Data listing:
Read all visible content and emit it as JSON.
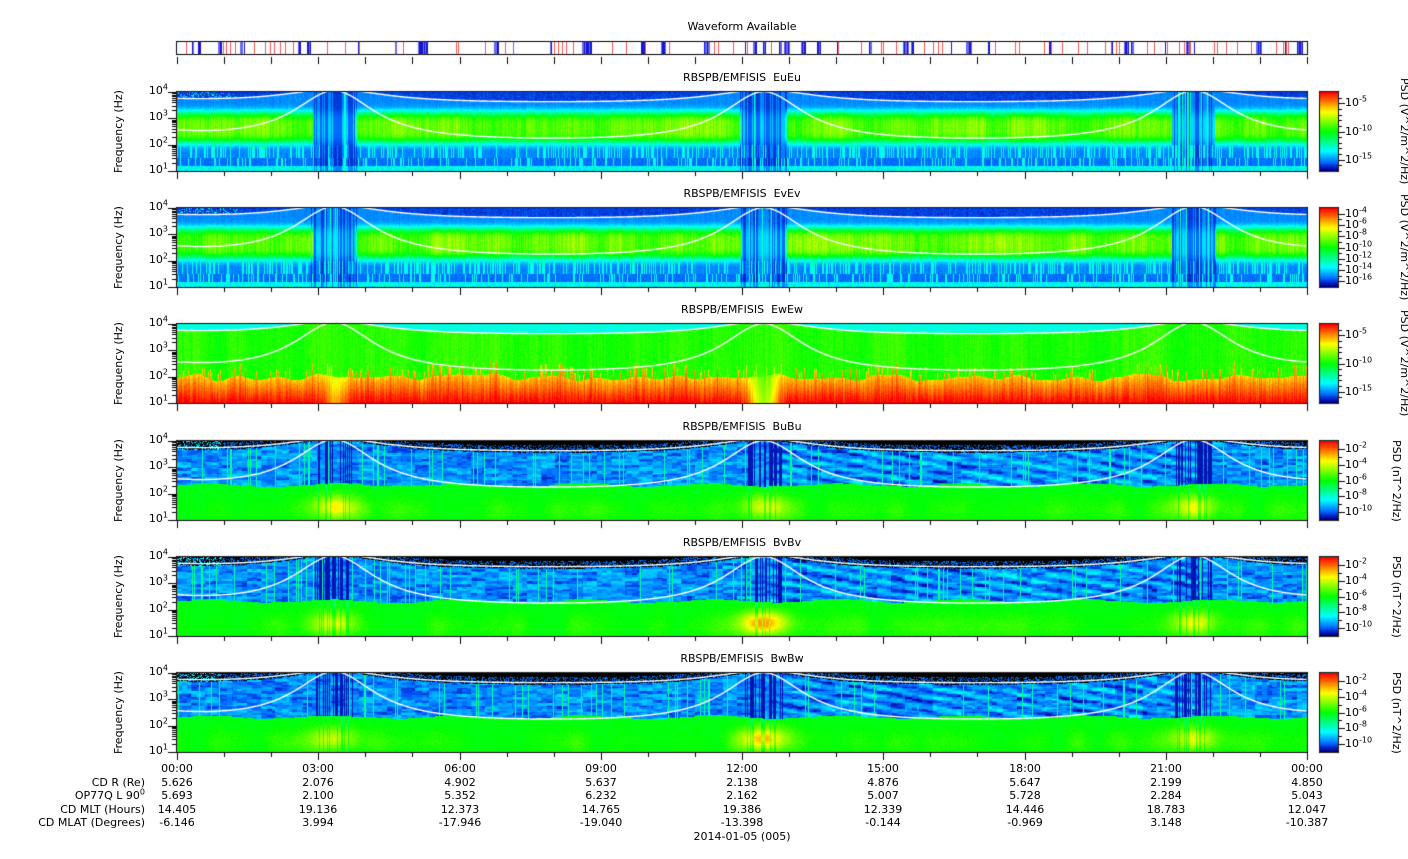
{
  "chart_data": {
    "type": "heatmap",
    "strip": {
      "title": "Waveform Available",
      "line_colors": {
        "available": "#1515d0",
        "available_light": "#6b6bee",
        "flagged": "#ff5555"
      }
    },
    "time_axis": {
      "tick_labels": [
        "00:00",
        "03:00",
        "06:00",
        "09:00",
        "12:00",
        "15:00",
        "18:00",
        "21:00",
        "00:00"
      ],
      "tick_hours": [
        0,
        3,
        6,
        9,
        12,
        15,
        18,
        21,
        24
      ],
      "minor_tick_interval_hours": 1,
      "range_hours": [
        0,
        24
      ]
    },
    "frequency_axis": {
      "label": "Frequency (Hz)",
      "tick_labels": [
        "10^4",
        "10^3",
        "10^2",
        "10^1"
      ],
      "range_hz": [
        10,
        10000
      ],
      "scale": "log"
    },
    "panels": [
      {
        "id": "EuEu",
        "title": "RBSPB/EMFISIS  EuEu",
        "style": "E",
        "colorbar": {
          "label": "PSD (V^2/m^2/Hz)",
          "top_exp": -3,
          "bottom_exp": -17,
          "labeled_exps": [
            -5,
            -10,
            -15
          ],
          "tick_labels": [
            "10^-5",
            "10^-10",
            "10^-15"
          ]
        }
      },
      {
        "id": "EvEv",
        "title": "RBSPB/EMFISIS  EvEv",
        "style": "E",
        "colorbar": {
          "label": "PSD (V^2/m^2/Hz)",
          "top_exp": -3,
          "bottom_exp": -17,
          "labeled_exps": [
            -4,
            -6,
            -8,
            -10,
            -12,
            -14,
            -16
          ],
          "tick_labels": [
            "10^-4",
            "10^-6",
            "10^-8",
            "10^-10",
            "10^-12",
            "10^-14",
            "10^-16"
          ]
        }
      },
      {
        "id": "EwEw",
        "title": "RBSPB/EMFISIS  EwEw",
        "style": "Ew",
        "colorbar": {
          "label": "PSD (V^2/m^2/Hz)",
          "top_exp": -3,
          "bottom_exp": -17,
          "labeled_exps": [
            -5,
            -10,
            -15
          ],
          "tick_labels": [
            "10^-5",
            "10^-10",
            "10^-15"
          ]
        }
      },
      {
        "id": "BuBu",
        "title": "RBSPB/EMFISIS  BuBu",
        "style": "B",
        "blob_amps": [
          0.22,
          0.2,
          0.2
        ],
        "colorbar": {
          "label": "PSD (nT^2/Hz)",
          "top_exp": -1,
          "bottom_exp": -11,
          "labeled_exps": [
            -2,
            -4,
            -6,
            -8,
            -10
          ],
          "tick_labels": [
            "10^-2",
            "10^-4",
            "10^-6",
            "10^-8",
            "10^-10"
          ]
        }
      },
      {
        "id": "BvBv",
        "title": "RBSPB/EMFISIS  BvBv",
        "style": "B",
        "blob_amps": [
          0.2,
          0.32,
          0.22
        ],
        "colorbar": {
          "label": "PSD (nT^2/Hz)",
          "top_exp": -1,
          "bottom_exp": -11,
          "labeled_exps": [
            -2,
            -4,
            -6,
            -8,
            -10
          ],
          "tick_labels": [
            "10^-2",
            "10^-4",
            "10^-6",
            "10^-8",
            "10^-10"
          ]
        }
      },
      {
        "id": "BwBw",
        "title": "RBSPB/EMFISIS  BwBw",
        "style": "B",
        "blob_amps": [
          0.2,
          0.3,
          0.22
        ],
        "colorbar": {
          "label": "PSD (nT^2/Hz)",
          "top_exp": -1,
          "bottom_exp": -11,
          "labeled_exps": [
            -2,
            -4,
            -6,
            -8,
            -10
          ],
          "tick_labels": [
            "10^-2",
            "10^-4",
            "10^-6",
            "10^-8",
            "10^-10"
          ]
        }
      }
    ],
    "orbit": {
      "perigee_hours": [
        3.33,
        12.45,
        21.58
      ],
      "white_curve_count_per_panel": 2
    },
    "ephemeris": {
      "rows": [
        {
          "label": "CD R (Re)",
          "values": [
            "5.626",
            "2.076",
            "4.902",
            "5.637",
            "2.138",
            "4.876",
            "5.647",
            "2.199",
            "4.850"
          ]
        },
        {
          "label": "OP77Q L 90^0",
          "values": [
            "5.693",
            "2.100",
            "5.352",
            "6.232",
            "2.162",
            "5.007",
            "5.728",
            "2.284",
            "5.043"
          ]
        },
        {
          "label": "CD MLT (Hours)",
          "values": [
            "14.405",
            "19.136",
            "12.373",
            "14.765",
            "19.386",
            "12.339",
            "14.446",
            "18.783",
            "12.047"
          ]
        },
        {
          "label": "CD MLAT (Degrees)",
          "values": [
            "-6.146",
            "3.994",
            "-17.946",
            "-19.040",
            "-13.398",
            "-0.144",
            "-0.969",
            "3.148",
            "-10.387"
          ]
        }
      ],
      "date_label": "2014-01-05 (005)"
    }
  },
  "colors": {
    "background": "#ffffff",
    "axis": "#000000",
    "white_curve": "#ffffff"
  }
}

What is expected: Reproduce all of the material above word for word. Omit the pictures.

Full output:
Read all visible content and emit it as JSON.
{
  "chart_data": {
    "type": "heatmap",
    "strip": {
      "title": "Waveform Available",
      "line_colors": {
        "available": "#1515d0",
        "available_light": "#6b6bee",
        "flagged": "#ff5555"
      }
    },
    "time_axis": {
      "tick_labels": [
        "00:00",
        "03:00",
        "06:00",
        "09:00",
        "12:00",
        "15:00",
        "18:00",
        "21:00",
        "00:00"
      ],
      "tick_hours": [
        0,
        3,
        6,
        9,
        12,
        15,
        18,
        21,
        24
      ],
      "minor_tick_interval_hours": 1,
      "range_hours": [
        0,
        24
      ]
    },
    "frequency_axis": {
      "label": "Frequency (Hz)",
      "tick_labels": [
        "10^4",
        "10^3",
        "10^2",
        "10^1"
      ],
      "range_hz": [
        10,
        10000
      ],
      "scale": "log"
    },
    "panels": [
      {
        "id": "EuEu",
        "title": "RBSPB/EMFISIS  EuEu",
        "style": "E",
        "colorbar": {
          "label": "PSD (V^2/m^2/Hz)",
          "top_exp": -3,
          "bottom_exp": -17,
          "labeled_exps": [
            -5,
            -10,
            -15
          ],
          "tick_labels": [
            "10^-5",
            "10^-10",
            "10^-15"
          ]
        }
      },
      {
        "id": "EvEv",
        "title": "RBSPB/EMFISIS  EvEv",
        "style": "E",
        "colorbar": {
          "label": "PSD (V^2/m^2/Hz)",
          "top_exp": -3,
          "bottom_exp": -17,
          "labeled_exps": [
            -4,
            -6,
            -8,
            -10,
            -12,
            -14,
            -16
          ],
          "tick_labels": [
            "10^-4",
            "10^-6",
            "10^-8",
            "10^-10",
            "10^-12",
            "10^-14",
            "10^-16"
          ]
        }
      },
      {
        "id": "EwEw",
        "title": "RBSPB/EMFISIS  EwEw",
        "style": "Ew",
        "colorbar": {
          "label": "PSD (V^2/m^2/Hz)",
          "top_exp": -3,
          "bottom_exp": -17,
          "labeled_exps": [
            -5,
            -10,
            -15
          ],
          "tick_labels": [
            "10^-5",
            "10^-10",
            "10^-15"
          ]
        }
      },
      {
        "id": "BuBu",
        "title": "RBSPB/EMFISIS  BuBu",
        "style": "B",
        "blob_amps": [
          0.22,
          0.2,
          0.2
        ],
        "colorbar": {
          "label": "PSD (nT^2/Hz)",
          "top_exp": -1,
          "bottom_exp": -11,
          "labeled_exps": [
            -2,
            -4,
            -6,
            -8,
            -10
          ],
          "tick_labels": [
            "10^-2",
            "10^-4",
            "10^-6",
            "10^-8",
            "10^-10"
          ]
        }
      },
      {
        "id": "BvBv",
        "title": "RBSPB/EMFISIS  BvBv",
        "style": "B",
        "blob_amps": [
          0.2,
          0.32,
          0.22
        ],
        "colorbar": {
          "label": "PSD (nT^2/Hz)",
          "top_exp": -1,
          "bottom_exp": -11,
          "labeled_exps": [
            -2,
            -4,
            -6,
            -8,
            -10
          ],
          "tick_labels": [
            "10^-2",
            "10^-4",
            "10^-6",
            "10^-8",
            "10^-10"
          ]
        }
      },
      {
        "id": "BwBw",
        "title": "RBSPB/EMFISIS  BwBw",
        "style": "B",
        "blob_amps": [
          0.2,
          0.3,
          0.22
        ],
        "colorbar": {
          "label": "PSD (nT^2/Hz)",
          "top_exp": -1,
          "bottom_exp": -11,
          "labeled_exps": [
            -2,
            -4,
            -6,
            -8,
            -10
          ],
          "tick_labels": [
            "10^-2",
            "10^-4",
            "10^-6",
            "10^-8",
            "10^-10"
          ]
        }
      }
    ],
    "orbit": {
      "perigee_hours": [
        3.33,
        12.45,
        21.58
      ],
      "white_curve_count_per_panel": 2
    },
    "ephemeris": {
      "rows": [
        {
          "label": "CD R (Re)",
          "values": [
            "5.626",
            "2.076",
            "4.902",
            "5.637",
            "2.138",
            "4.876",
            "5.647",
            "2.199",
            "4.850"
          ]
        },
        {
          "label": "OP77Q L 90^0",
          "values": [
            "5.693",
            "2.100",
            "5.352",
            "6.232",
            "2.162",
            "5.007",
            "5.728",
            "2.284",
            "5.043"
          ]
        },
        {
          "label": "CD MLT (Hours)",
          "values": [
            "14.405",
            "19.136",
            "12.373",
            "14.765",
            "19.386",
            "12.339",
            "14.446",
            "18.783",
            "12.047"
          ]
        },
        {
          "label": "CD MLAT (Degrees)",
          "values": [
            "-6.146",
            "3.994",
            "-17.946",
            "-19.040",
            "-13.398",
            "-0.144",
            "-0.969",
            "3.148",
            "-10.387"
          ]
        }
      ],
      "date_label": "2014-01-05 (005)"
    }
  },
  "colors": {
    "background": "#ffffff",
    "axis": "#000000",
    "white_curve": "#ffffff"
  }
}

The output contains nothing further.